::: WORKING DATA

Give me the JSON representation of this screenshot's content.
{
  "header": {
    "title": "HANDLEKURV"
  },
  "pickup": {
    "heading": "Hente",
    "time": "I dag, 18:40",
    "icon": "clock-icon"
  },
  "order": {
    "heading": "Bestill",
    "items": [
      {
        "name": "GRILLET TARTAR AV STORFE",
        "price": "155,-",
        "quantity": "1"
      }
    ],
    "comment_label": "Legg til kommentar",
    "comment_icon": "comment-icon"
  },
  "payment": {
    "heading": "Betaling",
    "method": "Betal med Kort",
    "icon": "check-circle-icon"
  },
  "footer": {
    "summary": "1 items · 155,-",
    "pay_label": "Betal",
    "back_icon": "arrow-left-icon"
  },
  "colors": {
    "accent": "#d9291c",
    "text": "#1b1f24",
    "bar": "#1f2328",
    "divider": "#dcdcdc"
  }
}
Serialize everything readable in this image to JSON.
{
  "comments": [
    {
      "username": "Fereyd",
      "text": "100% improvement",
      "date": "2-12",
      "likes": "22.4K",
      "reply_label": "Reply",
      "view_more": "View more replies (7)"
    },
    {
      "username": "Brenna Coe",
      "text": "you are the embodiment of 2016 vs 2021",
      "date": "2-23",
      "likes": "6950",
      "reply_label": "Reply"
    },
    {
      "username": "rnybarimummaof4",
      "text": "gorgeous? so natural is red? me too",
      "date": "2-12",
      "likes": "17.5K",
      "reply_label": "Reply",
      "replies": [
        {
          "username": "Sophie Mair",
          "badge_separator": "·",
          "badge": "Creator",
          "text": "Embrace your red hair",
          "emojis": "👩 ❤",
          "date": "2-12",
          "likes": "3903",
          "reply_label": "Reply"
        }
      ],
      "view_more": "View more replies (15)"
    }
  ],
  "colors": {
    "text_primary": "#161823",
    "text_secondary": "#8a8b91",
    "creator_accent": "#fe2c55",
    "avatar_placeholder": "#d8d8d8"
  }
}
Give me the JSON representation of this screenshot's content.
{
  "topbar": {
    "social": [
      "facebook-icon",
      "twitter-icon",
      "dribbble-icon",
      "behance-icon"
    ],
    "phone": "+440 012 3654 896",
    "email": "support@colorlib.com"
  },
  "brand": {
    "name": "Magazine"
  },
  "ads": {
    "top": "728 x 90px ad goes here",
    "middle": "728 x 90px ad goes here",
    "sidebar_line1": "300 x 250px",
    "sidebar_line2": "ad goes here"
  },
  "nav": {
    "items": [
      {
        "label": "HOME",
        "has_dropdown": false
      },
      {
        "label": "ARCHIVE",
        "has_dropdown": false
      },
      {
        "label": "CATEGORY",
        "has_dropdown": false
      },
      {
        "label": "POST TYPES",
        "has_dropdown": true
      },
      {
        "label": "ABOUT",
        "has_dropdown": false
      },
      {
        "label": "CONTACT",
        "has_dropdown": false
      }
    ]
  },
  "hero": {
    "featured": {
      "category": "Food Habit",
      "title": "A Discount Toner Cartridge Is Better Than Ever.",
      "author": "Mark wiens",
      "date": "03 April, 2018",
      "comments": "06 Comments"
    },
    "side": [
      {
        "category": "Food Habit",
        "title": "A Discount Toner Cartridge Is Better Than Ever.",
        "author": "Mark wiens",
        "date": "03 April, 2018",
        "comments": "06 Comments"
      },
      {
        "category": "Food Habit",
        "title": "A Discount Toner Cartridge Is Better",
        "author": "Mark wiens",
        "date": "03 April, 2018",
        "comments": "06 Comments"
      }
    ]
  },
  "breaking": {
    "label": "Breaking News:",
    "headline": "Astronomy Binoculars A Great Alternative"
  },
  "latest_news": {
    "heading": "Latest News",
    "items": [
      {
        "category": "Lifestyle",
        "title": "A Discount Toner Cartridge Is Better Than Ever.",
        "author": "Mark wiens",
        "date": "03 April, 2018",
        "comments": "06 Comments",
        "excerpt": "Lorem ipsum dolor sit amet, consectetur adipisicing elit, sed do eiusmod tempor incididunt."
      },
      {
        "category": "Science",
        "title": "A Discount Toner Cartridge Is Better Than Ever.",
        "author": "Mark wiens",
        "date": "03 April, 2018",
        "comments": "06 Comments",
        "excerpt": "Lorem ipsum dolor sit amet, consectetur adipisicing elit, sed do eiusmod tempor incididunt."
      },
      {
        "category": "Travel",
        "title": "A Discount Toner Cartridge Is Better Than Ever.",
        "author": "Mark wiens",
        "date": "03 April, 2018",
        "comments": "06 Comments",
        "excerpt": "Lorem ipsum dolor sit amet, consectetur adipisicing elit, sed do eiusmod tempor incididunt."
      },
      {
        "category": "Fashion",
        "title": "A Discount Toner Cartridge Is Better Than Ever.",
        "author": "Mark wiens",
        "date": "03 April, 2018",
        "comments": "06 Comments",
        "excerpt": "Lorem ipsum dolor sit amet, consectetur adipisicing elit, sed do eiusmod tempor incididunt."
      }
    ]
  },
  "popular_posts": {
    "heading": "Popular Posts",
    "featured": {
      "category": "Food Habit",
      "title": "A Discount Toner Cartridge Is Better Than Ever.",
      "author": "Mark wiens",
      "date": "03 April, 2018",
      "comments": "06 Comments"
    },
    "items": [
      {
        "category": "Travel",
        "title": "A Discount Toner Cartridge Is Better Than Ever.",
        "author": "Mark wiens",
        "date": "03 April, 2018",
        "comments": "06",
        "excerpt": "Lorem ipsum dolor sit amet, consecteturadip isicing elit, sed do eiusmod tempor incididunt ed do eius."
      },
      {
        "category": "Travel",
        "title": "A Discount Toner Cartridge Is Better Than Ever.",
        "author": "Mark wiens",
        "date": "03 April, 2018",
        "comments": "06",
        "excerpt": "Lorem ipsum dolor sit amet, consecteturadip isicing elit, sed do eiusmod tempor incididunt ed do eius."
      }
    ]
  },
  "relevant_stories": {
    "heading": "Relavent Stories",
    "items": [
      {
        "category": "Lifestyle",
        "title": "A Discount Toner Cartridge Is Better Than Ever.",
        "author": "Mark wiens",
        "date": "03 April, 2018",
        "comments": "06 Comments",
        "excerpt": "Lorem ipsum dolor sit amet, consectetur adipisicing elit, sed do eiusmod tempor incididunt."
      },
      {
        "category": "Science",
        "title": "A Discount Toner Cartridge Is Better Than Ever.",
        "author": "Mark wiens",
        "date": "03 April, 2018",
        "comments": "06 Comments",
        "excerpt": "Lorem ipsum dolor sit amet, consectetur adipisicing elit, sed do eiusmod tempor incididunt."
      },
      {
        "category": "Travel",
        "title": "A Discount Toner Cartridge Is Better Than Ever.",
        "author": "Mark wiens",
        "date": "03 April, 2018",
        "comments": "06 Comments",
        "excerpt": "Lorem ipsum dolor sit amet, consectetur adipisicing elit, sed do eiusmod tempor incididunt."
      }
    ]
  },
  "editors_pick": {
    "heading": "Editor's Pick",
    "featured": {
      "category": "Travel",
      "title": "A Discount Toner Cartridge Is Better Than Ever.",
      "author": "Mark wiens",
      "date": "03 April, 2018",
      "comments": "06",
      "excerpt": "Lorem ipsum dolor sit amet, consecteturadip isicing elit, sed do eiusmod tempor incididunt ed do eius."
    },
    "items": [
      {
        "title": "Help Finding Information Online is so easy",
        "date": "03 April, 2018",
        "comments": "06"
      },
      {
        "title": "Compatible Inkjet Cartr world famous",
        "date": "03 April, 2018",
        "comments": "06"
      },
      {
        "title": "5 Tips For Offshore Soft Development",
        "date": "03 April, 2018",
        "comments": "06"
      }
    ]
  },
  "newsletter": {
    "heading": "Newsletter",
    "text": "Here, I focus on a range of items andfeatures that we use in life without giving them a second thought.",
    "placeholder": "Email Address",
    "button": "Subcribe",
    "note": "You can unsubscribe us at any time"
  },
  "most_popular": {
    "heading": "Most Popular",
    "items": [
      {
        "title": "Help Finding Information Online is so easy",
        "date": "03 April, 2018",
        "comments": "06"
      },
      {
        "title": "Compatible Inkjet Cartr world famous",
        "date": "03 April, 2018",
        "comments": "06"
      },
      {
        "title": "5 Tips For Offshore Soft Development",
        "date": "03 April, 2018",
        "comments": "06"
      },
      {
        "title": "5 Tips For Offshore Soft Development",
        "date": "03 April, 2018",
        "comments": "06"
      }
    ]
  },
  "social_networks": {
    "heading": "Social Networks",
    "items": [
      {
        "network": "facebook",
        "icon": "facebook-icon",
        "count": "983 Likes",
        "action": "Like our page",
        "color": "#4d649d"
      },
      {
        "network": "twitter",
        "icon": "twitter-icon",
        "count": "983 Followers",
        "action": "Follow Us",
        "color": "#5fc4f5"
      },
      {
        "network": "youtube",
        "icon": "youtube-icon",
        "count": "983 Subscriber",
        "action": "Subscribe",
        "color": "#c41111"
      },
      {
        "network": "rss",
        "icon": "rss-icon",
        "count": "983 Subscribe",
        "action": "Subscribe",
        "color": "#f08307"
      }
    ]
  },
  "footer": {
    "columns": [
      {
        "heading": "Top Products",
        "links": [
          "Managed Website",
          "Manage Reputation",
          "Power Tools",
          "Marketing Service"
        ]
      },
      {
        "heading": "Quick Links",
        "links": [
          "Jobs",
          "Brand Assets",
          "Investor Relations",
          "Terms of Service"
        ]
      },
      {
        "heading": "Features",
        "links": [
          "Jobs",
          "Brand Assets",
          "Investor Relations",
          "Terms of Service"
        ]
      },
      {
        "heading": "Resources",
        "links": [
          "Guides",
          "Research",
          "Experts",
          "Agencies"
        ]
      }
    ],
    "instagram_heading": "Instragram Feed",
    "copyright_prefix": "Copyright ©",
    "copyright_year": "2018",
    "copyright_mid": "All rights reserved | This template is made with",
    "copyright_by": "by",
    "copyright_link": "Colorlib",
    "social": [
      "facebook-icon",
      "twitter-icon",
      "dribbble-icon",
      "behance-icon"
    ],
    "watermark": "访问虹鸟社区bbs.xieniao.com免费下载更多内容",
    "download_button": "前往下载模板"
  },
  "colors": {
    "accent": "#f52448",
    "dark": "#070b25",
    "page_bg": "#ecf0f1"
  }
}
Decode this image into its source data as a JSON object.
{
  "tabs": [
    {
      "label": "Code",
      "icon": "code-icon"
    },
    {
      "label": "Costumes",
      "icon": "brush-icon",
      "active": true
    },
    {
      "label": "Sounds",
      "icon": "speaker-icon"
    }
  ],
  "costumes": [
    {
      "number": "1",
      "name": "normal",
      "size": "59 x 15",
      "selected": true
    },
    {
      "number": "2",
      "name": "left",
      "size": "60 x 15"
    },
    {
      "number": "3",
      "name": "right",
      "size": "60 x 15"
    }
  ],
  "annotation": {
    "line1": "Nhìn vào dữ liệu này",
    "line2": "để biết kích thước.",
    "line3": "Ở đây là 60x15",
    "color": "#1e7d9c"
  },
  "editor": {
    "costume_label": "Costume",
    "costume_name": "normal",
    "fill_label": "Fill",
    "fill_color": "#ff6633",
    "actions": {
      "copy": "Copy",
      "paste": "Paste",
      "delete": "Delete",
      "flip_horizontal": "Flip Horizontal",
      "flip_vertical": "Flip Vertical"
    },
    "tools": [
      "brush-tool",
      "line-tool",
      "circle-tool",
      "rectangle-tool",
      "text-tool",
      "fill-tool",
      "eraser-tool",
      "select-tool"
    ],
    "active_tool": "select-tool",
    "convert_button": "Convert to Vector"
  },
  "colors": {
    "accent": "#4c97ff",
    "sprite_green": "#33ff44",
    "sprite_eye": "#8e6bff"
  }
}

::::::

EXERCISE: List every line above that contains the word "image".

ANSWER TO THE PROBLEM:
Serialize everything readable in this image to JSON.
Decode this image into its source data as a JSON object.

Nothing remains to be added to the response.